=== Materials provided ===

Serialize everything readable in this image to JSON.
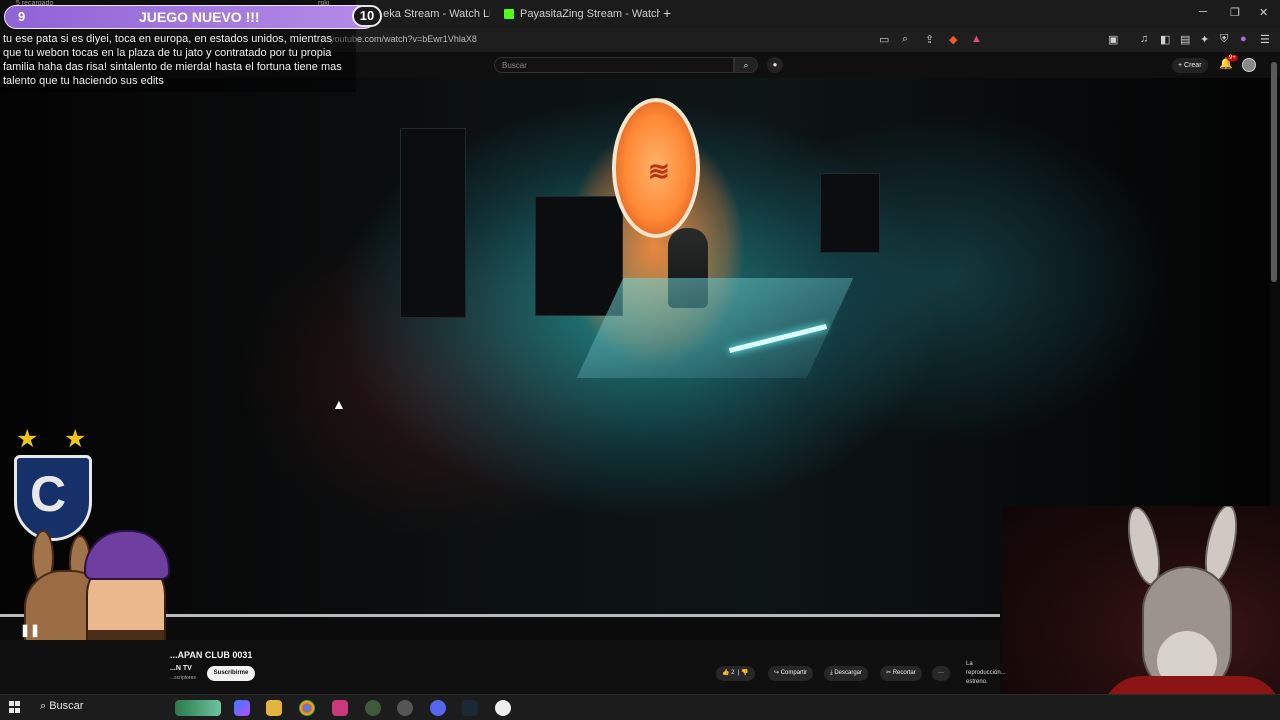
{
  "browser": {
    "tabs": [
      {
        "label": "...eka Stream - Watch Live on",
        "icon": "kick-icon"
      },
      {
        "label": "PayasitaZing Stream - Watch Live on",
        "icon": "kick-icon"
      }
    ],
    "url": "youtube.com/watch?v=bEwr1VhlaX8"
  },
  "youtube": {
    "search_placeholder": "Buscar",
    "create_label": "+ Crear",
    "notification_count": "9+"
  },
  "overlay": {
    "chat_meta": "5 recargado",
    "chat_meta_user": "rpki",
    "pill_number": "9",
    "pill_label": "JUEGO NUEVO !!!",
    "pill_badge": "10",
    "chat_message": "tu ese pata si es diyei, toca en europa, en estados unidos, mientras que tu webon tocas en la plaza de tu jato y contratado por tu propia familia haha das risa! sintalento de mierda! hasta el fortuna tiene mas talento que tu haciendo sus edits"
  },
  "video": {
    "title": "...APAN CLUB 0031",
    "channel": "...N TV",
    "subscribers": "...scriptores",
    "subscribe_label": "Suscribirme",
    "likes": "2",
    "share_label": "Compartir",
    "download_label": "Descargar",
    "clip_label": "Recortar",
    "more_label": "···",
    "premiere_note": "La reproducción... estreno."
  },
  "taskbar": {
    "search_label": "Buscar"
  },
  "colors": {
    "pill": "#a77bdf",
    "accent_red": "#cc0000",
    "tab_icon": "#53fc18"
  }
}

===

Report the number of lines above that contain the word "youtube", and only that number.

2